Go through the data and tally the lines that include "offentlig". The reply is that number alone.

[[ INPUT FOR THIS TASK open ]]

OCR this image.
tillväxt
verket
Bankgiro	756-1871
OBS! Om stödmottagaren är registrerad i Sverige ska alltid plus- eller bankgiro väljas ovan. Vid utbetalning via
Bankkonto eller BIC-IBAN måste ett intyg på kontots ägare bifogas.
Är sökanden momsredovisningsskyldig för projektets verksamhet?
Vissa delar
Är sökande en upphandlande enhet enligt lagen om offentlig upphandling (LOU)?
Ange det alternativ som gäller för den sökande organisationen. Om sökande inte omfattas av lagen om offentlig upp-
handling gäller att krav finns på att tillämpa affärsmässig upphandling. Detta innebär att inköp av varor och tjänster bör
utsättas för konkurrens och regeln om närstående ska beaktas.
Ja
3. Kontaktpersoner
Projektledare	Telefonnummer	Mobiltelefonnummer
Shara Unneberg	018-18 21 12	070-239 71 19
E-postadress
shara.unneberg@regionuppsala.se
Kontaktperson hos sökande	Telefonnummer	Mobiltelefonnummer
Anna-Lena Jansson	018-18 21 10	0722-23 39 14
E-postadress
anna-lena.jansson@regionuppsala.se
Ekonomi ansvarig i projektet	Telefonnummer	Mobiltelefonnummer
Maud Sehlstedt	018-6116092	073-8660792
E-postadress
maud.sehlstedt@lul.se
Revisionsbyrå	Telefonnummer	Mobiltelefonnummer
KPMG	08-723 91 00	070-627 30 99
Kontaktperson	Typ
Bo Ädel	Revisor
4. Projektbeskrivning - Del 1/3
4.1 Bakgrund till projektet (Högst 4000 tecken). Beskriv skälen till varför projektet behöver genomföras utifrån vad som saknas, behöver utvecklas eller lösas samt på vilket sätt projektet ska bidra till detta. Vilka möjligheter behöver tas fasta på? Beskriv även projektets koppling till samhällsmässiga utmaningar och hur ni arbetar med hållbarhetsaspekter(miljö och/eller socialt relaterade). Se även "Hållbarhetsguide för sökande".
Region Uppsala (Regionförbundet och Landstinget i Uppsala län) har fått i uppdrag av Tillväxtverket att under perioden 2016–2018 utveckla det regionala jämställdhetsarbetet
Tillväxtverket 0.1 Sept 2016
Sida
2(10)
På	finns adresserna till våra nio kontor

[[ INPUT FOR THIS TASK closed ]]

- **FINISHED TASK**:
2